**ROWS:**
▬▬▬▬▬▬

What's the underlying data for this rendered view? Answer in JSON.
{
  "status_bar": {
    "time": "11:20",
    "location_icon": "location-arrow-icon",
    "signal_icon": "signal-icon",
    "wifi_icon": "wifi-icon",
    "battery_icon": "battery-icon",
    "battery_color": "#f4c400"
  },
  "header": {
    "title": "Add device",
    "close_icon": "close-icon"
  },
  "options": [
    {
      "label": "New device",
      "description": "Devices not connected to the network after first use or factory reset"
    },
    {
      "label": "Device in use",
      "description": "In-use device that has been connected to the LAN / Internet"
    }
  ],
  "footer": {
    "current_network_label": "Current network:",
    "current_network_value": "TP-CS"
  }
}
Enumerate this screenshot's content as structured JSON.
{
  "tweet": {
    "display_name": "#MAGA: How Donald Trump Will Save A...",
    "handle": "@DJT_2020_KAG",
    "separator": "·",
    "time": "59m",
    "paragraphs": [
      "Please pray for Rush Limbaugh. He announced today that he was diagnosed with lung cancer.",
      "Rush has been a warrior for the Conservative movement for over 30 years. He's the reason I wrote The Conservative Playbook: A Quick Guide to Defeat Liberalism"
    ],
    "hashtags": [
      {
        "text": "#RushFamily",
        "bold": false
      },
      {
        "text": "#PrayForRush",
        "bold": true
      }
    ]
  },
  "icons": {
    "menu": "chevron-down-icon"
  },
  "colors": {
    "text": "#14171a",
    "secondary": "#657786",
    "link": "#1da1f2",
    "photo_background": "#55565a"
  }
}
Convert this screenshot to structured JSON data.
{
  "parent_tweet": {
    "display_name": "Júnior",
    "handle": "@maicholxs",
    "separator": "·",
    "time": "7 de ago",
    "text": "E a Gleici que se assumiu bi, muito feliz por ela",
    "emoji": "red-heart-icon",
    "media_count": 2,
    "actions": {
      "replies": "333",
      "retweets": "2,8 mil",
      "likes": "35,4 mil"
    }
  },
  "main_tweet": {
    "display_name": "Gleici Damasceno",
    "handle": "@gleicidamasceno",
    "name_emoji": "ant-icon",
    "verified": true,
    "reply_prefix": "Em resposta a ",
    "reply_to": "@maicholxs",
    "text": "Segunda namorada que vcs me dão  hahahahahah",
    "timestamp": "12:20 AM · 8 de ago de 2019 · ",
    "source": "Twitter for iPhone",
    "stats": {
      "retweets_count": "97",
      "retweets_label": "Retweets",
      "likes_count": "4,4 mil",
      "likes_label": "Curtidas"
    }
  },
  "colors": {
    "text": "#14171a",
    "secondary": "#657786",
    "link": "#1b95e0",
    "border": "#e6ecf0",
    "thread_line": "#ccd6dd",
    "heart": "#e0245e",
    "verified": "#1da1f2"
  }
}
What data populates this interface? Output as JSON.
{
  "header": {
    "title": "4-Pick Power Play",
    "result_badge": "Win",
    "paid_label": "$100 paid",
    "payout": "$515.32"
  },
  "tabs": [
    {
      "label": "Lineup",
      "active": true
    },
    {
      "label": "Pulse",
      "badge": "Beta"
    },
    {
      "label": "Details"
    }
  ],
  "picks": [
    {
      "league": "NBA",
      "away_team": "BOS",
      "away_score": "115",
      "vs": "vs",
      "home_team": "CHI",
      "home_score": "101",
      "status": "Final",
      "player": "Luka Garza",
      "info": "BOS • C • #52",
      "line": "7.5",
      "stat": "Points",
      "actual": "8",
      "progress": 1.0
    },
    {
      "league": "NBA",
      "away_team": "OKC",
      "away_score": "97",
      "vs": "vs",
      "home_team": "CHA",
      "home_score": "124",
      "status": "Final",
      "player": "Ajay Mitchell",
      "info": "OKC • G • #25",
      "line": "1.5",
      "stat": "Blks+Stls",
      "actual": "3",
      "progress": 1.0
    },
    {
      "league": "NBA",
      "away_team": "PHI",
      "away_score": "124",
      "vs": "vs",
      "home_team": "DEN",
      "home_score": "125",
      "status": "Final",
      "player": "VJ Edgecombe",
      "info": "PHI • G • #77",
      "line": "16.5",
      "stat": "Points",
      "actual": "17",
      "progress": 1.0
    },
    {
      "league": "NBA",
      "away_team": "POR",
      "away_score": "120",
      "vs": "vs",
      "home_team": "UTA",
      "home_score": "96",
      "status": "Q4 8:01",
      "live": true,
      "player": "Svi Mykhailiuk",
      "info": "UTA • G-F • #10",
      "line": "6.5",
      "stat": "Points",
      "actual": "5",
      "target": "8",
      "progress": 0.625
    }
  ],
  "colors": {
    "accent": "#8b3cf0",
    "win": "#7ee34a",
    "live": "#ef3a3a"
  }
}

▬▬▬▬▬▬

**WORK INSTRUCTIONS:**
The entries above must be returned exactly.

**ANSWER TO THE TASK:**
What's the underlying data for this rendered view? Answer in JSON.
{
  "status_bar": {
    "time": "11:20",
    "location_icon": "location-arrow-icon",
    "signal_icon": "signal-icon",
    "wifi_icon": "wifi-icon",
    "battery_icon": "battery-icon",
    "battery_color": "#f4c400"
  },
  "header": {
    "title": "Add device",
    "close_icon": "close-icon"
  },
  "options": [
    {
      "label": "New device",
      "description": "Devices not connected to the network after first use or factory reset"
    },
    {
      "label": "Device in use",
      "description": "In-use device that has been connected to the LAN / Internet"
    }
  ],
  "footer": {
    "current_network_label": "Current network:",
    "current_network_value": "TP-CS"
  }
}
Enumerate this screenshot's content as structured JSON.
{
  "tweet": {
    "display_name": "#MAGA: How Donald Trump Will Save A...",
    "handle": "@DJT_2020_KAG",
    "separator": "·",
    "time": "59m",
    "paragraphs": [
      "Please pray for Rush Limbaugh. He announced today that he was diagnosed with lung cancer.",
      "Rush has been a warrior for the Conservative movement for over 30 years. He's the reason I wrote The Conservative Playbook: A Quick Guide to Defeat Liberalism"
    ],
    "hashtags": [
      {
        "text": "#RushFamily",
        "bold": false
      },
      {
        "text": "#PrayForRush",
        "bold": true
      }
    ]
  },
  "icons": {
    "menu": "chevron-down-icon"
  },
  "colors": {
    "text": "#14171a",
    "secondary": "#657786",
    "link": "#1da1f2",
    "photo_background": "#55565a"
  }
}
Convert this screenshot to structured JSON data.
{
  "parent_tweet": {
    "display_name": "Júnior",
    "handle": "@maicholxs",
    "separator": "·",
    "time": "7 de ago",
    "text": "E a Gleici que se assumiu bi, muito feliz por ela",
    "emoji": "red-heart-icon",
    "media_count": 2,
    "actions": {
      "replies": "333",
      "retweets": "2,8 mil",
      "likes": "35,4 mil"
    }
  },
  "main_tweet": {
    "display_name": "Gleici Damasceno",
    "handle": "@gleicidamasceno",
    "name_emoji": "ant-icon",
    "verified": true,
    "reply_prefix": "Em resposta a ",
    "reply_to": "@maicholxs",
    "text": "Segunda namorada que vcs me dão  hahahahahah",
    "timestamp": "12:20 AM · 8 de ago de 2019 · ",
    "source": "Twitter for iPhone",
    "stats": {
      "retweets_count": "97",
      "retweets_label": "Retweets",
      "likes_count": "4,4 mil",
      "likes_label": "Curtidas"
    }
  },
  "colors": {
    "text": "#14171a",
    "secondary": "#657786",
    "link": "#1b95e0",
    "border": "#e6ecf0",
    "thread_line": "#ccd6dd",
    "heart": "#e0245e",
    "verified": "#1da1f2"
  }
}
What data populates this interface? Output as JSON.
{
  "header": {
    "title": "4-Pick Power Play",
    "result_badge": "Win",
    "paid_label": "$100 paid",
    "payout": "$515.32"
  },
  "tabs": [
    {
      "label": "Lineup",
      "active": true
    },
    {
      "label": "Pulse",
      "badge": "Beta"
    },
    {
      "label": "Details"
    }
  ],
  "picks": [
    {
      "league": "NBA",
      "away_team": "BOS",
      "away_score": "115",
      "vs": "vs",
      "home_team": "CHI",
      "home_score": "101",
      "status": "Final",
      "player": "Luka Garza",
      "info": "BOS • C • #52",
      "line": "7.5",
      "stat": "Points",
      "actual": "8",
      "progress": 1.0
    },
    {
      "league": "NBA",
      "away_team": "OKC",
      "away_score": "97",
      "vs": "vs",
      "home_team": "CHA",
      "home_score": "124",
      "status": "Final",
      "player": "Ajay Mitchell",
      "info": "OKC • G • #25",
      "line": "1.5",
      "stat": "Blks+Stls",
      "actual": "3",
      "progress": 1.0
    },
    {
      "league": "NBA",
      "away_team": "PHI",
      "away_score": "124",
      "vs": "vs",
      "home_team": "DEN",
      "home_score": "125",
      "status": "Final",
      "player": "VJ Edgecombe",
      "info": "PHI • G • #77",
      "line": "16.5",
      "stat": "Points",
      "actual": "17",
      "progress": 1.0
    },
    {
      "league": "NBA",
      "away_team": "POR",
      "away_score": "120",
      "vs": "vs",
      "home_team": "UTA",
      "home_score": "96",
      "status": "Q4 8:01",
      "live": true,
      "player": "Svi Mykhailiuk",
      "info": "UTA • G-F • #10",
      "line": "6.5",
      "stat": "Points",
      "actual": "5",
      "target": "8",
      "progress": 0.625
    }
  ],
  "colors": {
    "accent": "#8b3cf0",
    "win": "#7ee34a",
    "live": "#ef3a3a"
  }
}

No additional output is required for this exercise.